##### Stored data

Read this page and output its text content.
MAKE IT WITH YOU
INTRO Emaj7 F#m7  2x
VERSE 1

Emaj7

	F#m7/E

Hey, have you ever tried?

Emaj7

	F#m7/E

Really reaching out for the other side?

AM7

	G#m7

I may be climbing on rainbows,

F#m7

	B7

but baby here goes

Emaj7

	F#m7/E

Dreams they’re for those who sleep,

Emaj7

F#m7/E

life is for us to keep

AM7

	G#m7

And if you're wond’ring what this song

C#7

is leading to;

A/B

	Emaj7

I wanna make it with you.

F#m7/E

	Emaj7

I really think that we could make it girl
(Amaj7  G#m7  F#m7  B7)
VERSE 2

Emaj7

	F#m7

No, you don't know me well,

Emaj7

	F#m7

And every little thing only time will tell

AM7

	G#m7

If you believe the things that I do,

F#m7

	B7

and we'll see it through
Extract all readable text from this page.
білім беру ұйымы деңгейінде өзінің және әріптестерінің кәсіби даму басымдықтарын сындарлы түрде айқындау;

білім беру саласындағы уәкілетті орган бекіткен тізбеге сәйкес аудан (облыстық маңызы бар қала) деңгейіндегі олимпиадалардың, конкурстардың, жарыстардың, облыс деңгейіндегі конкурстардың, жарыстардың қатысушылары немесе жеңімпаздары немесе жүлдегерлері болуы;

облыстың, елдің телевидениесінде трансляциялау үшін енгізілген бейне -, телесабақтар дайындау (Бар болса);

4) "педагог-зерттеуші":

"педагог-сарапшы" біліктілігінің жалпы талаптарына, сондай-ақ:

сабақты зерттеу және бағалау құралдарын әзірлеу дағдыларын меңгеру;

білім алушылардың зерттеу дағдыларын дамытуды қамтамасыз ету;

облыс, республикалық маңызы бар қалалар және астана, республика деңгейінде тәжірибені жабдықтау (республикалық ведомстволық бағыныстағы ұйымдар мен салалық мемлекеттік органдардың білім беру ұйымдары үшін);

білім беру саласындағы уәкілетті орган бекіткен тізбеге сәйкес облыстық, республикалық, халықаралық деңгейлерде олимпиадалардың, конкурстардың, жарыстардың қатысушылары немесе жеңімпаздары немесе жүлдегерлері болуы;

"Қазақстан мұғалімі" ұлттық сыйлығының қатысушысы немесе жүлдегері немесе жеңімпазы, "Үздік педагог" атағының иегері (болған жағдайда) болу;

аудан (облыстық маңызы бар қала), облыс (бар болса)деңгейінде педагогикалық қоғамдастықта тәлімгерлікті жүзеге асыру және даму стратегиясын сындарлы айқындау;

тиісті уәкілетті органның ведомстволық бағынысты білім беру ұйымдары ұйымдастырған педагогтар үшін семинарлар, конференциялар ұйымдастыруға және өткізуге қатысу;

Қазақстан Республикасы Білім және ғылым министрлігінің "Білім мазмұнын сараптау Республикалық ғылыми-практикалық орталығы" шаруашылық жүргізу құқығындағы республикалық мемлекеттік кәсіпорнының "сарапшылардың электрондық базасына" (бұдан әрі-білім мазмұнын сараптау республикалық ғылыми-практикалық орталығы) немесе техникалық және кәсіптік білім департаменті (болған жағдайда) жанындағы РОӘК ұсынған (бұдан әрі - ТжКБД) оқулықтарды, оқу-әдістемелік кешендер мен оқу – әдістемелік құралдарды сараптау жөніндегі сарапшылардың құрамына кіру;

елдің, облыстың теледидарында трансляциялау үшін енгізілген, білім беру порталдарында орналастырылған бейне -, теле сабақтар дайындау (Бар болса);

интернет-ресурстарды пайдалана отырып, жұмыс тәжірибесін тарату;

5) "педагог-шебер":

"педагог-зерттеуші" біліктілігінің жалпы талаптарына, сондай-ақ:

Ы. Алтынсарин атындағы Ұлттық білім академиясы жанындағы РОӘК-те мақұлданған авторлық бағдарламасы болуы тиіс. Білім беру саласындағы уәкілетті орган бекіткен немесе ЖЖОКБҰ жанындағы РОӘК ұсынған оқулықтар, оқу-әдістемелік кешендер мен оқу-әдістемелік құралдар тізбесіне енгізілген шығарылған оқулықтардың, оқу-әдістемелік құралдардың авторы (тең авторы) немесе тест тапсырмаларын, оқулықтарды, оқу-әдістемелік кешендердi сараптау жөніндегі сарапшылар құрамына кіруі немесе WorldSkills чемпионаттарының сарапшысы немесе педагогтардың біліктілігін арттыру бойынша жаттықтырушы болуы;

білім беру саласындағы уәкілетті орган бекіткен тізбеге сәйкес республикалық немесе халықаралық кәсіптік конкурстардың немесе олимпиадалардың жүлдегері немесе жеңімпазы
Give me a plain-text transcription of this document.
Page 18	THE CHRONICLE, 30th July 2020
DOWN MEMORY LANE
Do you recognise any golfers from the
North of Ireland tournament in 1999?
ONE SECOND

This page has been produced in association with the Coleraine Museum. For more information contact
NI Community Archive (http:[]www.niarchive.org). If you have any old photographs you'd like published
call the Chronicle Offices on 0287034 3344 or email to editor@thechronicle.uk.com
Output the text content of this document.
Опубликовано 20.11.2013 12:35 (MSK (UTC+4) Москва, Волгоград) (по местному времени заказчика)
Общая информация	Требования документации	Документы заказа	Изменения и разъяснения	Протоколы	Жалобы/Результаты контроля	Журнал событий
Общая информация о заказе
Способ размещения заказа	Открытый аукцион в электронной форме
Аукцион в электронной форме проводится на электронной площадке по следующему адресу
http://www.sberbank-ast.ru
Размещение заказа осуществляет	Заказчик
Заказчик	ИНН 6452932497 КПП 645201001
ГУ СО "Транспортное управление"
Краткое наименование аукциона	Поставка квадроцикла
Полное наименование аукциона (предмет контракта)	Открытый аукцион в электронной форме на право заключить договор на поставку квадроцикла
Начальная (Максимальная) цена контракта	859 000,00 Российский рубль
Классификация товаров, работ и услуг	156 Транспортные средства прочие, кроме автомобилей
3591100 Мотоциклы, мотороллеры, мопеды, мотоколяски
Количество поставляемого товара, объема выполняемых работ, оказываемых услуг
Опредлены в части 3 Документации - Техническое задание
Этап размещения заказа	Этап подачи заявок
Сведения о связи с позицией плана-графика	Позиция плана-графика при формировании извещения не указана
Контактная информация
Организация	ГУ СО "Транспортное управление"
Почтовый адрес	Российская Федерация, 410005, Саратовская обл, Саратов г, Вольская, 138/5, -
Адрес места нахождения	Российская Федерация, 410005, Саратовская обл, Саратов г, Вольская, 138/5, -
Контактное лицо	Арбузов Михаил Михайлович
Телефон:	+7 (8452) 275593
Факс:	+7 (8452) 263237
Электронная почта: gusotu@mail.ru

##########

- **Stated task**: Gather and copy every line of the data in which the string "жүлдегерлері" is found.

- **Output**:
білім беру саласындағы уәкілетті орган бекіткен тізбеге сәйкес аудан (облыстық маңызы бар қала) деңгейіндегі олимпиадалардың, конкурстардың, жарыстардың, облыс деңгейіндегі конкурстардың, жарыстардың қатысушылары немесе жеңімпаздары немесе жүлдегерлері болуы;
білім беру саласындағы уәкілетті орган бекіткен тізбеге сәйкес облыстық, республикалық, халықаралық деңгейлерде олимпиадалардың, конкурстардың, жарыстардың қатысушылары немесе жеңімпаздары немесе жүлдегерлері болуы;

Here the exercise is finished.